Dataset items:

■ ■ ■ ■ ■ ■ ■

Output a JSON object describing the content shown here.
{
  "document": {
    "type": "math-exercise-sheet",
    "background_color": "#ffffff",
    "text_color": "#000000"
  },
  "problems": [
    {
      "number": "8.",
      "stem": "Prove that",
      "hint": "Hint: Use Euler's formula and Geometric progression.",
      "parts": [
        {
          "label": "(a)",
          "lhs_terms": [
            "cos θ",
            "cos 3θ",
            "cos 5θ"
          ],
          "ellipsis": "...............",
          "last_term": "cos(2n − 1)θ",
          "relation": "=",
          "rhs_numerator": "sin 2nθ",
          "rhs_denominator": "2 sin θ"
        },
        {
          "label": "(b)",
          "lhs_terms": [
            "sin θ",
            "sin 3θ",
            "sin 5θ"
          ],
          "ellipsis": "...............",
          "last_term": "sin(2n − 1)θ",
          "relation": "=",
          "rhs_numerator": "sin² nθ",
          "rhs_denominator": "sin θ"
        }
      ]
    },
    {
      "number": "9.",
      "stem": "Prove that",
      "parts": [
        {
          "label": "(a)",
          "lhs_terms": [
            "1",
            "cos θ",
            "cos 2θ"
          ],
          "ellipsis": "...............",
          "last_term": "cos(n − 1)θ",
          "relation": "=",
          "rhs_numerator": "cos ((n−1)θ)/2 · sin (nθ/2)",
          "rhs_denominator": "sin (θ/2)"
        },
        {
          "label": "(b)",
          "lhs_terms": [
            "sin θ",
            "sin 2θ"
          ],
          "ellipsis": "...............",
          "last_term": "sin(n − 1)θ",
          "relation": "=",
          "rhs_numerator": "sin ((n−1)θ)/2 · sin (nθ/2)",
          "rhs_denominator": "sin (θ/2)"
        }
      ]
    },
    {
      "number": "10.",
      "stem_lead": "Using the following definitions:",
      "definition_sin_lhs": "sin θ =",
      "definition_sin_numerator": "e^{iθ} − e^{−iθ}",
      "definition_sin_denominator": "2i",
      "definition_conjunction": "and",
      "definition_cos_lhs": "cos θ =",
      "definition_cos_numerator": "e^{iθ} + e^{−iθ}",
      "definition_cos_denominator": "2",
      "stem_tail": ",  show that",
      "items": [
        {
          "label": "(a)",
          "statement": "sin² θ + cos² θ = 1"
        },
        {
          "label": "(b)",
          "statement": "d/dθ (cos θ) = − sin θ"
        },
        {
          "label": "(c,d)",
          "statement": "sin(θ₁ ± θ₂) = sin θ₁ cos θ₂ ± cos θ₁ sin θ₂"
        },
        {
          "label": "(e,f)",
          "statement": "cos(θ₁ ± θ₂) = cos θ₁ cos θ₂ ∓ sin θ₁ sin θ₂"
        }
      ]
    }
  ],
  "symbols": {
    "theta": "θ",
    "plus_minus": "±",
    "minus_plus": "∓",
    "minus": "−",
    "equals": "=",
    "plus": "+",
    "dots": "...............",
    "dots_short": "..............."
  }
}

■ ■ ■ ■ ■ ■ ■

• **Brief**
Look through the entries above. Extract each line with the word "sin²".

• **Exercise output**
          "rhs_numerator": "sin² nθ",
          "statement": "sin² θ + cos² θ = 1"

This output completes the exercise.